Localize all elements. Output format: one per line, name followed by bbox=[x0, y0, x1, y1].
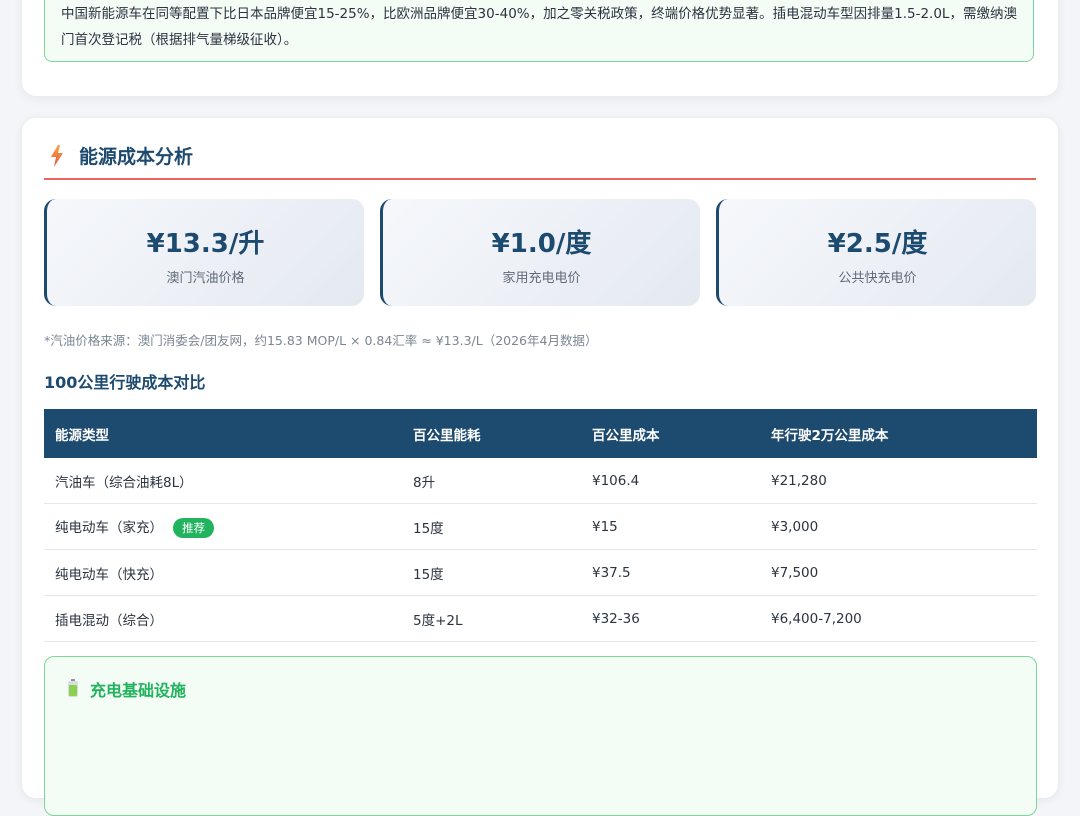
annual-cost-cell: ¥3,000 bbox=[760, 503, 1037, 550]
price-value: ¥13.3/升 bbox=[146, 229, 265, 259]
section-title: 能源成本分析 bbox=[79, 146, 194, 168]
column-header: 百公里能耗 bbox=[402, 409, 581, 458]
charging-infrastructure-box: 充电基础设施 bbox=[44, 656, 1037, 816]
gasoline-price-card: ¥13.3/升 澳门汽油价格 bbox=[44, 199, 364, 306]
infrastructure-title: 充电基础设施 bbox=[90, 681, 187, 700]
energy-cost-card: 能源成本分析 ¥13.3/升 澳门汽油价格 ¥1.0/度 家用充电电价 ¥2.5… bbox=[22, 118, 1058, 816]
annual-cost-cell: ¥7,500 bbox=[760, 549, 1037, 596]
energy-type-cell: 汽油车（综合油耗8L） bbox=[44, 458, 402, 504]
lightning-icon bbox=[51, 145, 63, 167]
annual-cost-cell: ¥6,400-7,200 bbox=[760, 595, 1037, 642]
price-source-footnote: *汽油价格来源：澳门消委会/团友网，约15.83 MOP/L × 0.84汇率 … bbox=[44, 333, 598, 348]
cost-comparison-table: 能源类型 百公里能耗 百公里成本 年行驶2万公里成本 汽油车（综合油耗8L） 8… bbox=[44, 409, 1037, 642]
consumption-cell: 15度 bbox=[402, 503, 581, 550]
cost-100km-cell: ¥32-36 bbox=[581, 595, 760, 642]
column-header: 年行驶2万公里成本 bbox=[760, 409, 1037, 458]
energy-type-cell: 纯电动车（快充） bbox=[44, 549, 402, 596]
consumption-cell: 5度+2L bbox=[402, 595, 581, 642]
home-charging-price-card: ¥1.0/度 家用充电电价 bbox=[380, 199, 700, 306]
price-advantage-text: 中国新能源车在同等配置下比日本品牌便宜15-25%，比欧洲品牌便宜30-40%，… bbox=[61, 6, 1017, 48]
intro-card: 中国新能源车在同等配置下比日本品牌便宜15-25%，比欧洲品牌便宜30-40%，… bbox=[22, 0, 1058, 96]
price-value: ¥1.0/度 bbox=[491, 229, 592, 259]
price-advantage-note: 中国新能源车在同等配置下比日本品牌便宜15-25%，比欧洲品牌便宜30-40%，… bbox=[44, 0, 1034, 62]
cost-100km-cell: ¥106.4 bbox=[581, 458, 760, 504]
column-header: 能源类型 bbox=[44, 409, 402, 458]
consumption-cell: 15度 bbox=[402, 549, 581, 596]
annual-cost-cell: ¥21,280 bbox=[760, 458, 1037, 504]
energy-type-label: 纯电动车（家充） bbox=[55, 519, 163, 536]
table-header-row: 能源类型 百公里能耗 百公里成本 年行驶2万公里成本 bbox=[44, 409, 1037, 458]
table-row: 插电混动（综合） 5度+2L ¥32-36 ¥6,400-7,200 bbox=[44, 595, 1037, 642]
cost-100km-cell: ¥37.5 bbox=[581, 549, 760, 596]
section-header: 能源成本分析 bbox=[44, 140, 1036, 180]
energy-type-cell: 插电混动（综合） bbox=[44, 595, 402, 642]
price-label: 澳门汽油价格 bbox=[166, 271, 245, 286]
cost-comparison-title: 100公里行驶成本对比 bbox=[44, 373, 206, 392]
table-row: 汽油车（综合油耗8L） 8升 ¥106.4 ¥21,280 bbox=[44, 458, 1037, 504]
fast-charging-price-card: ¥2.5/度 公共快充电价 bbox=[716, 199, 1036, 306]
price-label: 公共快充电价 bbox=[838, 271, 917, 286]
cost-100km-cell: ¥15 bbox=[581, 503, 760, 550]
battery-icon bbox=[68, 679, 78, 697]
column-header: 百公里成本 bbox=[581, 409, 760, 458]
recommended-badge: 推荐 bbox=[173, 517, 214, 538]
price-label: 家用充电电价 bbox=[502, 271, 581, 286]
table-row: 纯电动车（快充） 15度 ¥37.5 ¥7,500 bbox=[44, 549, 1037, 596]
table-row: 纯电动车（家充） 推荐 15度 ¥15 ¥3,000 bbox=[44, 503, 1037, 550]
consumption-cell: 8升 bbox=[402, 458, 581, 504]
price-value: ¥2.5/度 bbox=[827, 229, 928, 259]
energy-type-cell: 纯电动车（家充） 推荐 bbox=[44, 503, 402, 550]
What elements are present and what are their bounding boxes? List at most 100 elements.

====================

> JOB
Please transcribe the items above, from the line that contains "annual-cost-cell: ¥3,000 bbox=[760, 503, 1037, 550]" through the line that contains "charging-infrastructure-box: 充电基础设施 bbox=[44, 656, 1037, 816]", inclusive.

> COMPLETE OUTPUT
annual-cost-cell: ¥3,000 bbox=[760, 503, 1037, 550]
price-value: ¥13.3/升 bbox=[146, 229, 265, 259]
section-title: 能源成本分析 bbox=[79, 146, 194, 168]
column-header: 百公里能耗 bbox=[402, 409, 581, 458]
charging-infrastructure-box: 充电基础设施 bbox=[44, 656, 1037, 816]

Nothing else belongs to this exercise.